- _What you have to do_
Scan the listing below. Report each line that includes "program".

Stored records
++++++

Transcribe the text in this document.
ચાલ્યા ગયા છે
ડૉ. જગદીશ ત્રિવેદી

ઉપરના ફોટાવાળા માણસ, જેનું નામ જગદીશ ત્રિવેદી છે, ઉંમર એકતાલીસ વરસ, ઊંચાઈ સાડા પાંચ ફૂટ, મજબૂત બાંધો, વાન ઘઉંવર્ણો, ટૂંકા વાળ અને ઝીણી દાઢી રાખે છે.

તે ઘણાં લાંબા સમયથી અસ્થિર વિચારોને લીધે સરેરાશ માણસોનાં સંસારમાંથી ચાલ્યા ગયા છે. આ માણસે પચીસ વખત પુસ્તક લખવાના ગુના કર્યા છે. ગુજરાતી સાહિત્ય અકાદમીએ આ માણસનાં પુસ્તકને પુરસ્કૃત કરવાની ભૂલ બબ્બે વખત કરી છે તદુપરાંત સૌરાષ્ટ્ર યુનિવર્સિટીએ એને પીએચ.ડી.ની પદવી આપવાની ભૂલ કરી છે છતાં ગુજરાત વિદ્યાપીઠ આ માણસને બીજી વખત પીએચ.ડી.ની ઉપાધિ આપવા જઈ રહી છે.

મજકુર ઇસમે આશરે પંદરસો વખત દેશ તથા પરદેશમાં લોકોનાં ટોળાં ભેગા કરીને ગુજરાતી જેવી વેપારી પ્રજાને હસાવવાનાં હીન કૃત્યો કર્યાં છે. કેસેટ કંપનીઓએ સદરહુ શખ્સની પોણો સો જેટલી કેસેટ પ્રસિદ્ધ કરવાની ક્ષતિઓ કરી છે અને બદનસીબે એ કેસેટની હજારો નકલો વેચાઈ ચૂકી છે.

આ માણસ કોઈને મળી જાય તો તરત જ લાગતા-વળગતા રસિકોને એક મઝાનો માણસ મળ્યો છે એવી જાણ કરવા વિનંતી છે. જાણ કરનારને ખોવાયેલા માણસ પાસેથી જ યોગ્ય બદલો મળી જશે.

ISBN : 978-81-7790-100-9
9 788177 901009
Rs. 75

++++++

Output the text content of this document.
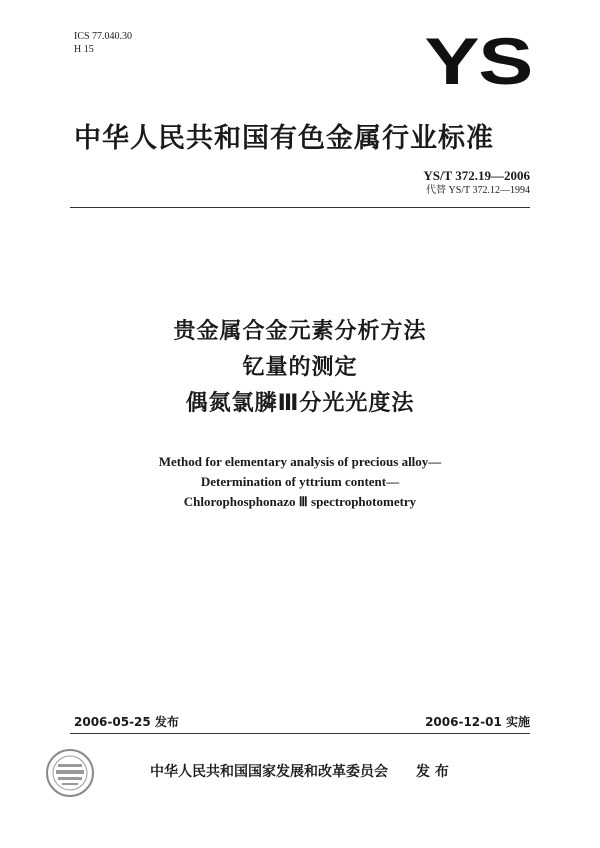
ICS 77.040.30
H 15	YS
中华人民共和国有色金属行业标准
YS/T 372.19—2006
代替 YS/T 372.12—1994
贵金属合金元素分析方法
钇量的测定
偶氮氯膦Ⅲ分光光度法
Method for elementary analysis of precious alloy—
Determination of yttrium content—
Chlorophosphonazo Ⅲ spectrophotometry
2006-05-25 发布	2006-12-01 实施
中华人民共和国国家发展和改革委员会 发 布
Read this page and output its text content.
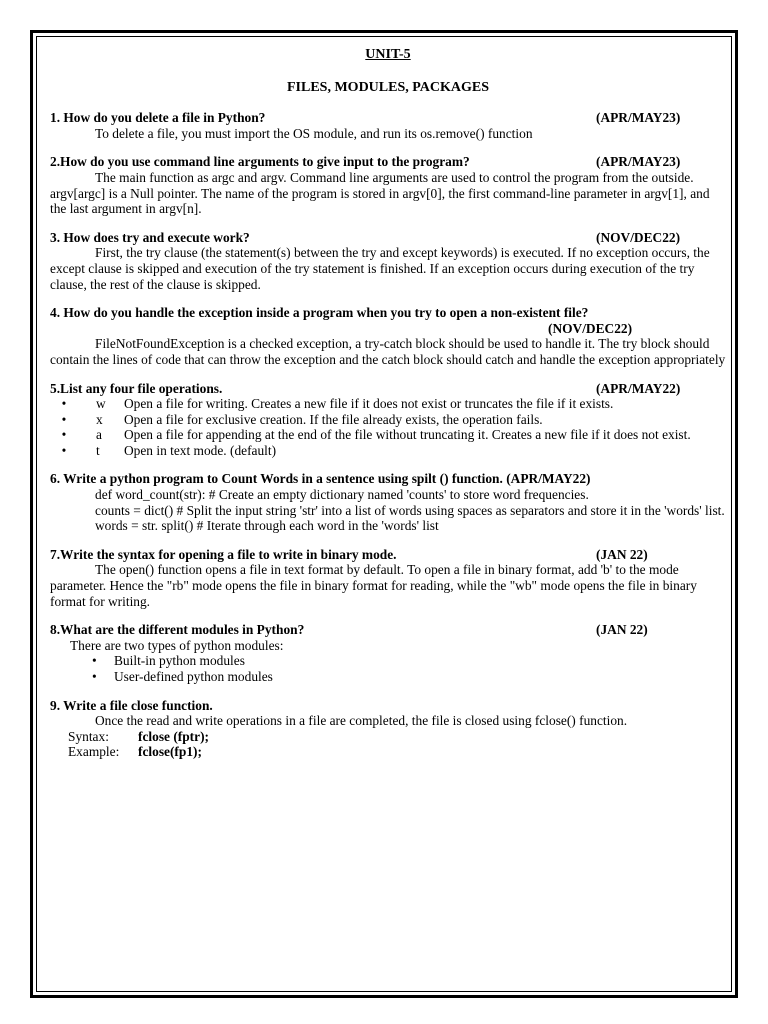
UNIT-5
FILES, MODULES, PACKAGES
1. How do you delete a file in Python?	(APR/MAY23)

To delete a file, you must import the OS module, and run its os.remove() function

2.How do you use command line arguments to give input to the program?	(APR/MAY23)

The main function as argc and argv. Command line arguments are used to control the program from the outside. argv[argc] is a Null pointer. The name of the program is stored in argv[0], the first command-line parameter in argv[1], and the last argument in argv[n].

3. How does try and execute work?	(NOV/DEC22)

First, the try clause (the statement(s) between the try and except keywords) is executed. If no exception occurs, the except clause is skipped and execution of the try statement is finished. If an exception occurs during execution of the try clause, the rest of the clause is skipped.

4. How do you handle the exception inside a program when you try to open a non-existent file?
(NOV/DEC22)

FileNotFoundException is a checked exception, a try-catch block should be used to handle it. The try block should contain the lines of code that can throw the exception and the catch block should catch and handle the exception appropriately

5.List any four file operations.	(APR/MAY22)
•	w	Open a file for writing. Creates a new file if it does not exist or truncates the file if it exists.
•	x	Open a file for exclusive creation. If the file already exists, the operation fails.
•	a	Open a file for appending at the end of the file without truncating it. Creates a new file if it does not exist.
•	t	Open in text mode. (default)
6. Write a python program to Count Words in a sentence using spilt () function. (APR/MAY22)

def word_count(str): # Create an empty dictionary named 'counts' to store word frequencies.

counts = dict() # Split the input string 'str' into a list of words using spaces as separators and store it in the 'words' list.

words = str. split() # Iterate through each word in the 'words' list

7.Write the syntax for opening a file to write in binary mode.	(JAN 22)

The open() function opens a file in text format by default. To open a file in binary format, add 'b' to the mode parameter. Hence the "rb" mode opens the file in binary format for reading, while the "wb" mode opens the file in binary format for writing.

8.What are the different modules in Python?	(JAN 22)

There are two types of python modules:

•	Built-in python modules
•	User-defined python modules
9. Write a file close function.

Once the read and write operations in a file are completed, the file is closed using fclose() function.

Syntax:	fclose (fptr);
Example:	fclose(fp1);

++++++

- _Response_
2.How do you use command line arguments to give input to the program?	(APR/MAY23)
The main function as argc and argv. Command line arguments are used to control the program from the outside. argv[argc] is a Null pointer. The name of the program is stored in argv[0], the first command-line parameter in argv[1], and the last argument in argv[n].
4. How do you handle the exception inside a program when you try to open a non-existent file?
6. Write a python program to Count Words in a sentence using spilt () function. (APR/MAY22)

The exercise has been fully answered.